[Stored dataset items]
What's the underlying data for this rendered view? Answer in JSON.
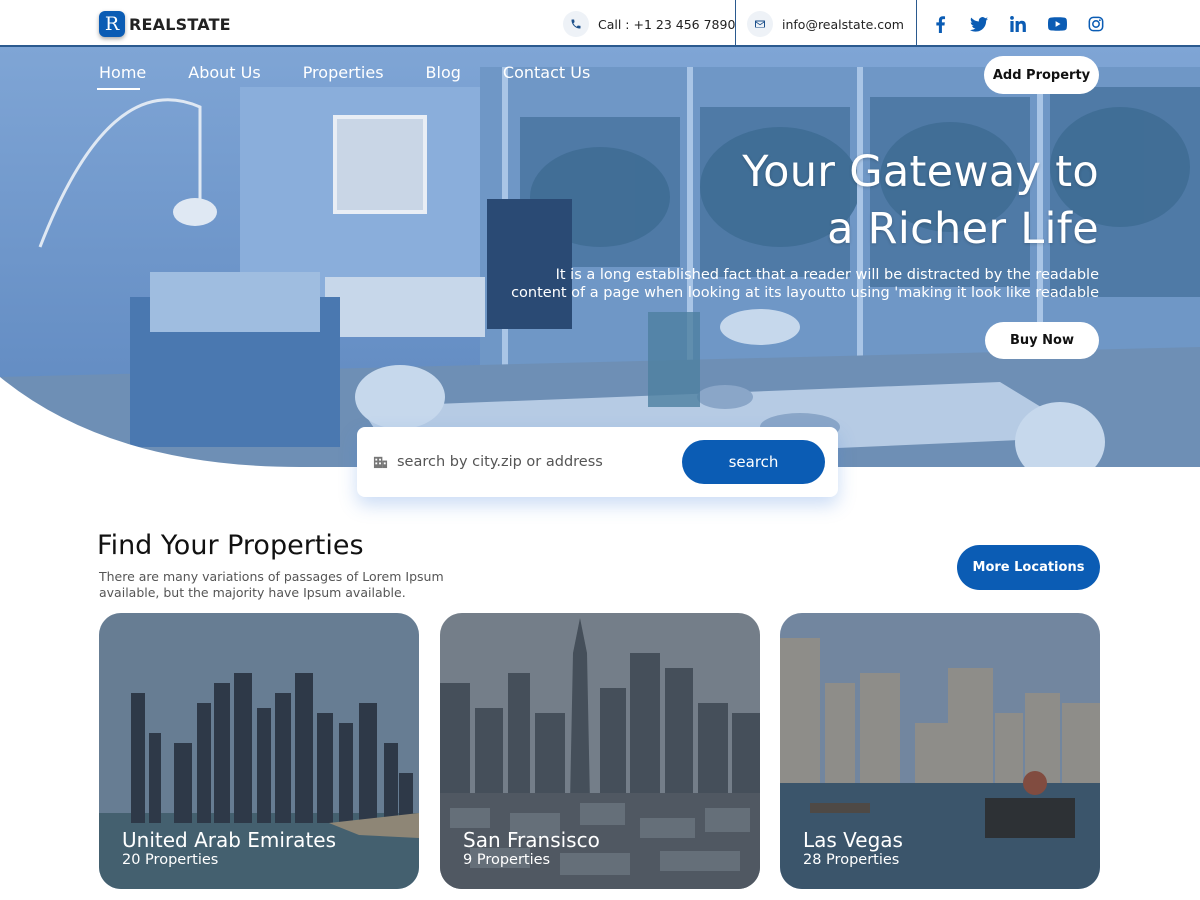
{
  "brand": {
    "logo_letter": "R",
    "name": "REALSTATE",
    "accent": "#0b5cb4"
  },
  "topbar": {
    "phone": "Call : +1 23 456 7890",
    "email": "info@realstate.com",
    "socials": [
      "facebook-icon",
      "twitter-icon",
      "linkedin-icon",
      "youtube-icon",
      "instagram-icon"
    ]
  },
  "nav": {
    "items": [
      "Home",
      "About Us",
      "Properties",
      "Blog",
      "Contact Us"
    ],
    "active": "Home",
    "add_property": "Add Property"
  },
  "hero": {
    "title_line1": "Your Gateway to",
    "title_line2": "a Richer Life",
    "description_line1": "It is a long established fact that a reader will be distracted by the readable",
    "description_line2": "content of a page when looking at its layoutto using 'making it look like readable",
    "buy_now": "Buy Now"
  },
  "search": {
    "placeholder": "search by city.zip or address",
    "button": "search"
  },
  "section": {
    "title": "Find Your Properties",
    "subtitle": "There are many variations of passages of Lorem Ipsum available, but the majority have Ipsum available.",
    "more_button": "More Locations"
  },
  "locations": [
    {
      "name": "United Arab Emirates",
      "count": "20 Properties"
    },
    {
      "name": "San Fransisco",
      "count": "9 Properties"
    },
    {
      "name": "Las Vegas",
      "count": "28 Properties"
    }
  ]
}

= Goal of the exercise =
Locate the lines above that hold the word "readable". Show every one of them.

= Answer =
    "description_line1": "It is a long established fact that a reader will be distracted by the readable",
    "description_line2": "content of a page when looking at its layoutto using 'making it look like readable",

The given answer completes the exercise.